:: Stored records ::
● ● ● ● ●

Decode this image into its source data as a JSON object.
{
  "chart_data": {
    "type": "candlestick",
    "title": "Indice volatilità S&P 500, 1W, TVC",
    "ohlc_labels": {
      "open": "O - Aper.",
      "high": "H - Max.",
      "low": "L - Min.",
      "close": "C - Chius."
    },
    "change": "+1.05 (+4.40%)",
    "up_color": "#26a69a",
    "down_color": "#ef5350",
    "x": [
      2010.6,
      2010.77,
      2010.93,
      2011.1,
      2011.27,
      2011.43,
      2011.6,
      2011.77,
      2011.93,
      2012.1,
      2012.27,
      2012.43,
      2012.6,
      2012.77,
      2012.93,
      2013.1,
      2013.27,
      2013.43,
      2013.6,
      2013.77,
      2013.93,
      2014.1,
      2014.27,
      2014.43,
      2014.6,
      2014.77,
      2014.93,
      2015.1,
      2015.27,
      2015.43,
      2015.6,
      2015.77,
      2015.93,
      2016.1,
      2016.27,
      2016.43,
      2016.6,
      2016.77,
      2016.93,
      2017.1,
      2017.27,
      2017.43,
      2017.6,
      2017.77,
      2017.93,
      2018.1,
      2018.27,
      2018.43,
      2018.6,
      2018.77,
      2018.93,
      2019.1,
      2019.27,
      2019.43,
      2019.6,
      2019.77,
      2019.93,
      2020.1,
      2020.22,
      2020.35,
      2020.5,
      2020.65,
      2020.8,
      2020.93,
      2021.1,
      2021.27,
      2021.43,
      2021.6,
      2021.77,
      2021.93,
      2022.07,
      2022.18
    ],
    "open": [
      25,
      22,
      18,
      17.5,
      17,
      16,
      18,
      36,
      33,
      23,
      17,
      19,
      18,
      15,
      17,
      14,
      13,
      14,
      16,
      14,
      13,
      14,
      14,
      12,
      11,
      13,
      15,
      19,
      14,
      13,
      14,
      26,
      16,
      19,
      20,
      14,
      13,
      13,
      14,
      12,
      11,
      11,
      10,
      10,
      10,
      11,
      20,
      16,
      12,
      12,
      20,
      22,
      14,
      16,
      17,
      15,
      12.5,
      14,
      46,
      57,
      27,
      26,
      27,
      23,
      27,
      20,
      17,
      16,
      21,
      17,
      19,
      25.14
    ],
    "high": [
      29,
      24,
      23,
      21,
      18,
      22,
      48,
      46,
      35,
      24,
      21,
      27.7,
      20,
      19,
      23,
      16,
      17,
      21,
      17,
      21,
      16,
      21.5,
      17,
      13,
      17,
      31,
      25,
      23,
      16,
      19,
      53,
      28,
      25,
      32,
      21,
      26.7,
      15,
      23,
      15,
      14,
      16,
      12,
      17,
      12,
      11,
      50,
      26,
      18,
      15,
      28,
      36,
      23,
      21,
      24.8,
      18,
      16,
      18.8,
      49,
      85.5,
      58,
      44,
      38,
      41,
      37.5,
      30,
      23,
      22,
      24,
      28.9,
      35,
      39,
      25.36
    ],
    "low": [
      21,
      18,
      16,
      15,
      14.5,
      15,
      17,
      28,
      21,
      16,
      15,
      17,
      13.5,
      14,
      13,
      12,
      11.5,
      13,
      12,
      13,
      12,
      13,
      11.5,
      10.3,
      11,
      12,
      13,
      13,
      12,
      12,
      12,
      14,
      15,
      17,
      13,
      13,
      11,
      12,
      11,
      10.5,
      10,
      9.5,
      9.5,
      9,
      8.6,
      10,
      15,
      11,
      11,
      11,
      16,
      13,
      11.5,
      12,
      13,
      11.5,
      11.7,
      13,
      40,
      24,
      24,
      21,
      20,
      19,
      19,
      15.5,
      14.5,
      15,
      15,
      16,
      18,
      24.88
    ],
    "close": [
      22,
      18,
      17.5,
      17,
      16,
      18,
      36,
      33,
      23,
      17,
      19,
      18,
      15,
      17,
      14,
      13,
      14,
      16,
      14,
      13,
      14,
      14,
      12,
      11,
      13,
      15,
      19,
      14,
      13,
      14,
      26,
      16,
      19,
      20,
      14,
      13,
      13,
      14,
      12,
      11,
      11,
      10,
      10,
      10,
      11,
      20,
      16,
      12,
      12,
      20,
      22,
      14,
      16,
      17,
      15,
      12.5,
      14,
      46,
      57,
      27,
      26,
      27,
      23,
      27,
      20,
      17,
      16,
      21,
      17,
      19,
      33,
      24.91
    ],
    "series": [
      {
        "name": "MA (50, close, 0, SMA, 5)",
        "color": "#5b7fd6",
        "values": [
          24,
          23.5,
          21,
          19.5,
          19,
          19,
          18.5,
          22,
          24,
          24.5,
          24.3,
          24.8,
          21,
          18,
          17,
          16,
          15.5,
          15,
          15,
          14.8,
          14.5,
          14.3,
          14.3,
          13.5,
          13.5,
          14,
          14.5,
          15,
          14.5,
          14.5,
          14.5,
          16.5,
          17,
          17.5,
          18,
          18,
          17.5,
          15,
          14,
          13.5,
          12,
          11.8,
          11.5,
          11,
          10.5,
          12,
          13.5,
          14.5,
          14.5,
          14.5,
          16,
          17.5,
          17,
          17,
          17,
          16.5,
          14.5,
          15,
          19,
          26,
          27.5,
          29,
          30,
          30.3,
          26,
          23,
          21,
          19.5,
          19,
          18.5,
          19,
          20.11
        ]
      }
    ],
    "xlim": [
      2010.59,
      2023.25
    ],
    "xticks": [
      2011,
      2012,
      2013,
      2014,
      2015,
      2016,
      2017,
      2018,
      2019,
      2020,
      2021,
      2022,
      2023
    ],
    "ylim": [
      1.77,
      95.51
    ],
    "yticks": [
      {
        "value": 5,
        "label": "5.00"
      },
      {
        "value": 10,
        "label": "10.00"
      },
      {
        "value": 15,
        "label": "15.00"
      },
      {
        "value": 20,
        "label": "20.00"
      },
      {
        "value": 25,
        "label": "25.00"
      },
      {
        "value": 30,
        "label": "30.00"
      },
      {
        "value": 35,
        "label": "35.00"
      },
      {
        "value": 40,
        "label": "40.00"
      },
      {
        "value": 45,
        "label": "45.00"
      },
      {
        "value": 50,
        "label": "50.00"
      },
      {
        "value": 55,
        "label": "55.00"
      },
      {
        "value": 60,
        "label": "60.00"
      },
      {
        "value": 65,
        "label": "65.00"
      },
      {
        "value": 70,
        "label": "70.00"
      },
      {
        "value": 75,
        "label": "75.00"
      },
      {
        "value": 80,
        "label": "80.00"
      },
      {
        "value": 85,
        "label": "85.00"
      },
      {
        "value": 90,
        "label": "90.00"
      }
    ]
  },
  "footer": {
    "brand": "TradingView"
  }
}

● ● ● ● ●

:: The problem ::
Reproduce the whole listing word for word.

:: Expected answer ::
Decode this image into its source data as a JSON object.
{
  "chart_data": {
    "type": "candlestick",
    "title": "Indice volatilità S&P 500, 1W, TVC",
    "ohlc_labels": {
      "open": "O - Aper.",
      "high": "H - Max.",
      "low": "L - Min.",
      "close": "C - Chius."
    },
    "change": "+1.05 (+4.40%)",
    "up_color": "#26a69a",
    "down_color": "#ef5350",
    "x": [
      2010.6,
      2010.77,
      2010.93,
      2011.1,
      2011.27,
      2011.43,
      2011.6,
      2011.77,
      2011.93,
      2012.1,
      2012.27,
      2012.43,
      2012.6,
      2012.77,
      2012.93,
      2013.1,
      2013.27,
      2013.43,
      2013.6,
      2013.77,
      2013.93,
      2014.1,
      2014.27,
      2014.43,
      2014.6,
      2014.77,
      2014.93,
      2015.1,
      2015.27,
      2015.43,
      2015.6,
      2015.77,
      2015.93,
      2016.1,
      2016.27,
      2016.43,
      2016.6,
      2016.77,
      2016.93,
      2017.1,
      2017.27,
      2017.43,
      2017.6,
      2017.77,
      2017.93,
      2018.1,
      2018.27,
      2018.43,
      2018.6,
      2018.77,
      2018.93,
      2019.1,
      2019.27,
      2019.43,
      2019.6,
      2019.77,
      2019.93,
      2020.1,
      2020.22,
      2020.35,
      2020.5,
      2020.65,
      2020.8,
      2020.93,
      2021.1,
      2021.27,
      2021.43,
      2021.6,
      2021.77,
      2021.93,
      2022.07,
      2022.18
    ],
    "open": [
      25,
      22,
      18,
      17.5,
      17,
      16,
      18,
      36,
      33,
      23,
      17,
      19,
      18,
      15,
      17,
      14,
      13,
      14,
      16,
      14,
      13,
      14,
      14,
      12,
      11,
      13,
      15,
      19,
      14,
      13,
      14,
      26,
      16,
      19,
      20,
      14,
      13,
      13,
      14,
      12,
      11,
      11,
      10,
      10,
      10,
      11,
      20,
      16,
      12,
      12,
      20,
      22,
      14,
      16,
      17,
      15,
      12.5,
      14,
      46,
      57,
      27,
      26,
      27,
      23,
      27,
      20,
      17,
      16,
      21,
      17,
      19,
      25.14
    ],
    "high": [
      29,
      24,
      23,
      21,
      18,
      22,
      48,
      46,
      35,
      24,
      21,
      27.7,
      20,
      19,
      23,
      16,
      17,
      21,
      17,
      21,
      16,
      21.5,
      17,
      13,
      17,
      31,
      25,
      23,
      16,
      19,
      53,
      28,
      25,
      32,
      21,
      26.7,
      15,
      23,
      15,
      14,
      16,
      12,
      17,
      12,
      11,
      50,
      26,
      18,
      15,
      28,
      36,
      23,
      21,
      24.8,
      18,
      16,
      18.8,
      49,
      85.5,
      58,
      44,
      38,
      41,
      37.5,
      30,
      23,
      22,
      24,
      28.9,
      35,
      39,
      25.36
    ],
    "low": [
      21,
      18,
      16,
      15,
      14.5,
      15,
      17,
      28,
      21,
      16,
      15,
      17,
      13.5,
      14,
      13,
      12,
      11.5,
      13,
      12,
      13,
      12,
      13,
      11.5,
      10.3,
      11,
      12,
      13,
      13,
      12,
      12,
      12,
      14,
      15,
      17,
      13,
      13,
      11,
      12,
      11,
      10.5,
      10,
      9.5,
      9.5,
      9,
      8.6,
      10,
      15,
      11,
      11,
      11,
      16,
      13,
      11.5,
      12,
      13,
      11.5,
      11.7,
      13,
      40,
      24,
      24,
      21,
      20,
      19,
      19,
      15.5,
      14.5,
      15,
      15,
      16,
      18,
      24.88
    ],
    "close": [
      22,
      18,
      17.5,
      17,
      16,
      18,
      36,
      33,
      23,
      17,
      19,
      18,
      15,
      17,
      14,
      13,
      14,
      16,
      14,
      13,
      14,
      14,
      12,
      11,
      13,
      15,
      19,
      14,
      13,
      14,
      26,
      16,
      19,
      20,
      14,
      13,
      13,
      14,
      12,
      11,
      11,
      10,
      10,
      10,
      11,
      20,
      16,
      12,
      12,
      20,
      22,
      14,
      16,
      17,
      15,
      12.5,
      14,
      46,
      57,
      27,
      26,
      27,
      23,
      27,
      20,
      17,
      16,
      21,
      17,
      19,
      33,
      24.91
    ],
    "series": [
      {
        "name": "MA (50, close, 0, SMA, 5)",
        "color": "#5b7fd6",
        "values": [
          24,
          23.5,
          21,
          19.5,
          19,
          19,
          18.5,
          22,
          24,
          24.5,
          24.3,
          24.8,
          21,
          18,
          17,
          16,
          15.5,
          15,
          15,
          14.8,
          14.5,
          14.3,
          14.3,
          13.5,
          13.5,
          14,
          14.5,
          15,
          14.5,
          14.5,
          14.5,
          16.5,
          17,
          17.5,
          18,
          18,
          17.5,
          15,
          14,
          13.5,
          12,
          11.8,
          11.5,
          11,
          10.5,
          12,
          13.5,
          14.5,
          14.5,
          14.5,
          16,
          17.5,
          17,
          17,
          17,
          16.5,
          14.5,
          15,
          19,
          26,
          27.5,
          29,
          30,
          30.3,
          26,
          23,
          21,
          19.5,
          19,
          18.5,
          19,
          20.11
        ]
      }
    ],
    "xlim": [
      2010.59,
      2023.25
    ],
    "xticks": [
      2011,
      2012,
      2013,
      2014,
      2015,
      2016,
      2017,
      2018,
      2019,
      2020,
      2021,
      2022,
      2023
    ],
    "ylim": [
      1.77,
      95.51
    ],
    "yticks": [
      {
        "value": 5,
        "label": "5.00"
      },
      {
        "value": 10,
        "label": "10.00"
      },
      {
        "value": 15,
        "label": "15.00"
      },
      {
        "value": 20,
        "label": "20.00"
      },
      {
        "value": 25,
        "label": "25.00"
      },
      {
        "value": 30,
        "label": "30.00"
      },
      {
        "value": 35,
        "label": "35.00"
      },
      {
        "value": 40,
        "label": "40.00"
      },
      {
        "value": 45,
        "label": "45.00"
      },
      {
        "value": 50,
        "label": "50.00"
      },
      {
        "value": 55,
        "label": "55.00"
      },
      {
        "value": 60,
        "label": "60.00"
      },
      {
        "value": 65,
        "label": "65.00"
      },
      {
        "value": 70,
        "label": "70.00"
      },
      {
        "value": 75,
        "label": "75.00"
      },
      {
        "value": 80,
        "label": "80.00"
      },
      {
        "value": 85,
        "label": "85.00"
      },
      {
        "value": 90,
        "label": "90.00"
      }
    ]
  },
  "footer": {
    "brand": "TradingView"
  }
}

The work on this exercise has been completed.